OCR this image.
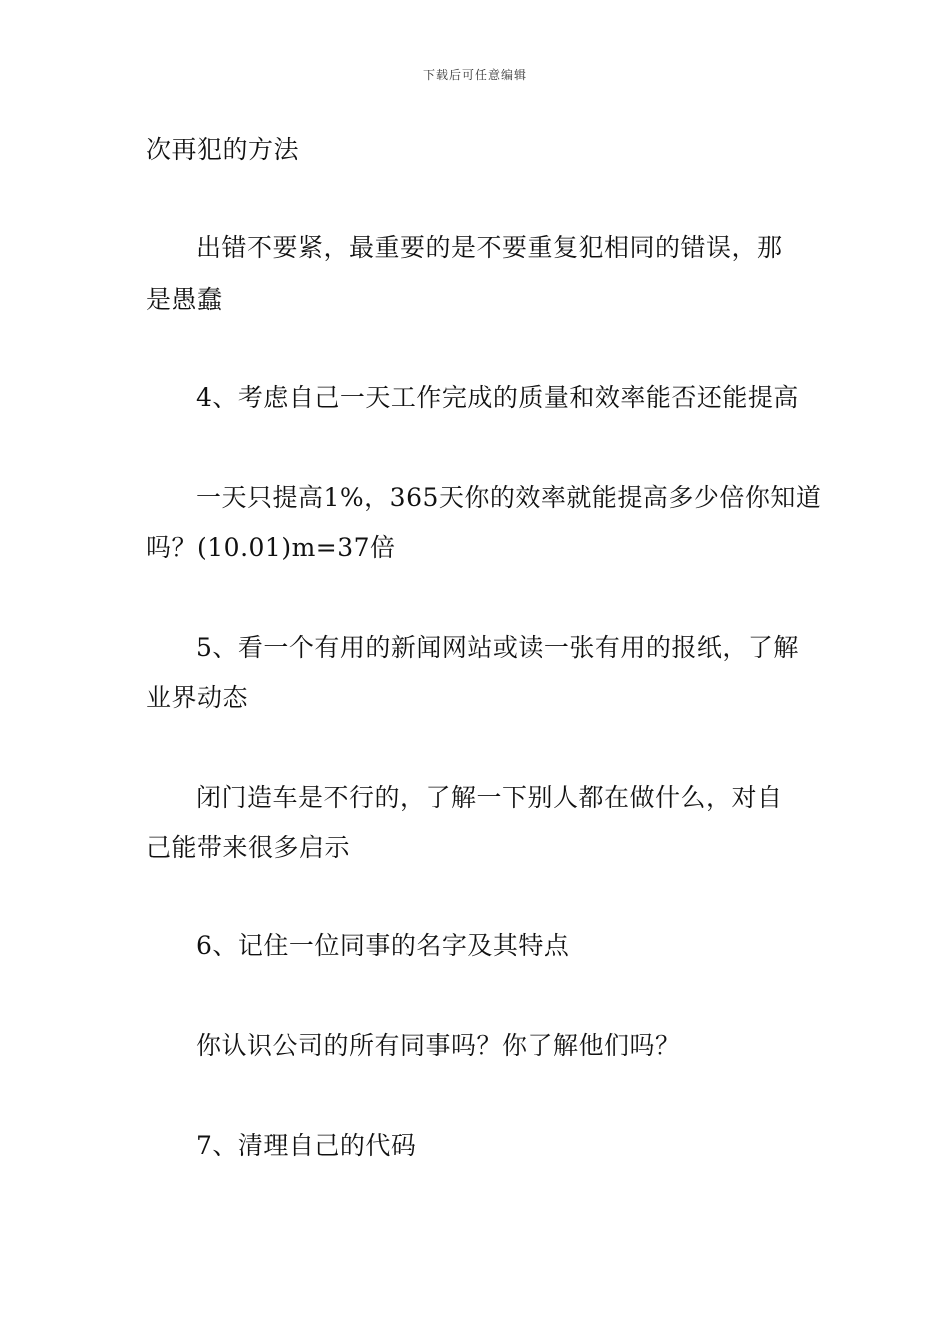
下载后可任意编辑
次再犯的方法
出错不要紧，最重要的是不要重复犯相同的错误，那
是愚蠢
4、考虑自己一天工作完成的质量和效率能否还能提高
一天只提高1%，365天你的效率就能提高多少倍你知道
吗？(10.01)m=37倍
5、看一个有用的新闻网站或读一张有用的报纸，了解
业界动态
闭门造车是不行的，了解一下别人都在做什么，对自
己能带来很多启示
6、记住一位同事的名字及其特点
你认识公司的所有同事吗？你了解他们吗？
7、清理自己的代码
******
Your task:
Reproduce the records, all of them, word for word; omit the pictures.

Answer in full:
OCR this image.
下载后可任意编辑
次再犯的方法
出错不要紧，最重要的是不要重复犯相同的错误，那
是愚蠢
4、考虑自己一天工作完成的质量和效率能否还能提高
一天只提高1%，365天你的效率就能提高多少倍你知道
吗？(10.01)m=37倍
5、看一个有用的新闻网站或读一张有用的报纸，了解
业界动态
闭门造车是不行的，了解一下别人都在做什么，对自
己能带来很多启示
6、记住一位同事的名字及其特点
你认识公司的所有同事吗？你了解他们吗？
7、清理自己的代码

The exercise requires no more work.